**WHAT NEEDS TO BE DONE:** Extract all lines in the data that contain the word "color".

(Figure record listings)
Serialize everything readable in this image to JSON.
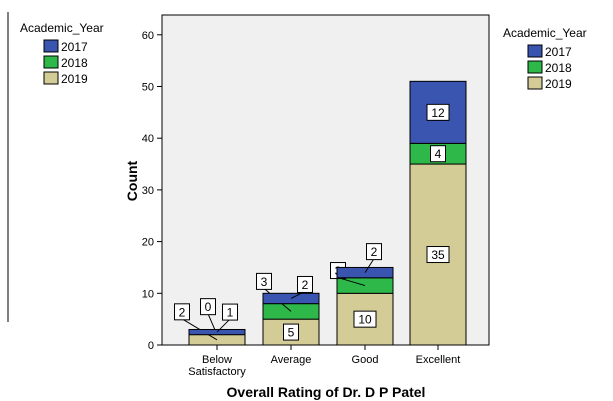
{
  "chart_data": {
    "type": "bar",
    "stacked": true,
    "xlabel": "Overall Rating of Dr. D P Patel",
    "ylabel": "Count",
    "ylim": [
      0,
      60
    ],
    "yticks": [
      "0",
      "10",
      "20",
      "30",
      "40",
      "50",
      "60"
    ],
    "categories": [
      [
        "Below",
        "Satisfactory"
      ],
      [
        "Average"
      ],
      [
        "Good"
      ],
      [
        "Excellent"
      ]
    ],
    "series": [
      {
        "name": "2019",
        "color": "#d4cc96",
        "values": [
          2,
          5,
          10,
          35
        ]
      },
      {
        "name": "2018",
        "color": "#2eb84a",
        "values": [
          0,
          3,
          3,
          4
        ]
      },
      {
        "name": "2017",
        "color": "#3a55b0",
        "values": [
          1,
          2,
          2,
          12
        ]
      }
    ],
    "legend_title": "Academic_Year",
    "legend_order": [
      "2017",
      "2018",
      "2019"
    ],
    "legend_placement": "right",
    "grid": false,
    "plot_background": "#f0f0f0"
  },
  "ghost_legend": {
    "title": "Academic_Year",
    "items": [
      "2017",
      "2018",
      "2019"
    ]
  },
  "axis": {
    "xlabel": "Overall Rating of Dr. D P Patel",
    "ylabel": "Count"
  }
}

**OUTPUT OF THE TASK:**
        "color": "#d4cc96",
        "color": "#2eb84a",
        "color": "#3a55b0",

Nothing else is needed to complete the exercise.